→ Problem details:
In the data, extract each line that holds the string "able".

+++++

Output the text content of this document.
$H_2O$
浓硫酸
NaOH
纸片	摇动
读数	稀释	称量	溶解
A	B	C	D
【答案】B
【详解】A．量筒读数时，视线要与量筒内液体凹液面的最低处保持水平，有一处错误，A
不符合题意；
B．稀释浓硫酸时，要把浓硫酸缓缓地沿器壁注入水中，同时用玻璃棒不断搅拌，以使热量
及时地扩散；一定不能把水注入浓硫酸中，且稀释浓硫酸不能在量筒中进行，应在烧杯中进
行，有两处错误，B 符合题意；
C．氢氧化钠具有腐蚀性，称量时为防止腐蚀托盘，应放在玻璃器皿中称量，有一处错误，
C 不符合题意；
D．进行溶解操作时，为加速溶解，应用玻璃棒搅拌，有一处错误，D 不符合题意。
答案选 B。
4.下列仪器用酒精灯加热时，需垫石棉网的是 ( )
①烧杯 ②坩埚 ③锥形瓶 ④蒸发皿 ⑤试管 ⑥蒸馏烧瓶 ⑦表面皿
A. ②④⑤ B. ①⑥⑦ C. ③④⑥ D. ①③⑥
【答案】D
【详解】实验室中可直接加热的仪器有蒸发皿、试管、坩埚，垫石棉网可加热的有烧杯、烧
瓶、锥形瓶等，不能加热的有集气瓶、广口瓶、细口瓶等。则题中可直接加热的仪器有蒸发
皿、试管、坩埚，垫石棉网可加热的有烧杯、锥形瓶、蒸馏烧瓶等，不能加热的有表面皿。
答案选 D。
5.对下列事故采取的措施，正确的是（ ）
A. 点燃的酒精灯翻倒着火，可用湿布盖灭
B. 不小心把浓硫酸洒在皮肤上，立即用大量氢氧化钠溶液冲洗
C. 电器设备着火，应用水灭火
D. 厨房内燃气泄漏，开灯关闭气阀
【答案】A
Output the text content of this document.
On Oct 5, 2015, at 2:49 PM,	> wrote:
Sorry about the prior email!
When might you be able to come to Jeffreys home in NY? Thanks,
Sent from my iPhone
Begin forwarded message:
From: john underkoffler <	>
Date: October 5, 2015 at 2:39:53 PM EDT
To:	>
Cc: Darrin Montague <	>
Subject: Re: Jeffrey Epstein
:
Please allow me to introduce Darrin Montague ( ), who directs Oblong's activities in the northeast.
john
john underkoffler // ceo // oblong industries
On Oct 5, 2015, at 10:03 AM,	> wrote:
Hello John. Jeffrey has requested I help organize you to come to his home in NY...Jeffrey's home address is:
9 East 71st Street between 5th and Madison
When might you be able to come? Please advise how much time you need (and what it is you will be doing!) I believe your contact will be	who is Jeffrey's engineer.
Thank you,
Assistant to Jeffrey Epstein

+++++

→ Completed exercise:
When might you be able to come to Jeffreys home in NY? Thanks,
When might you be able to come? Please advise how much time you need (and what it is you will be doing!) I believe your contact will be	who is Jeffrey's engineer.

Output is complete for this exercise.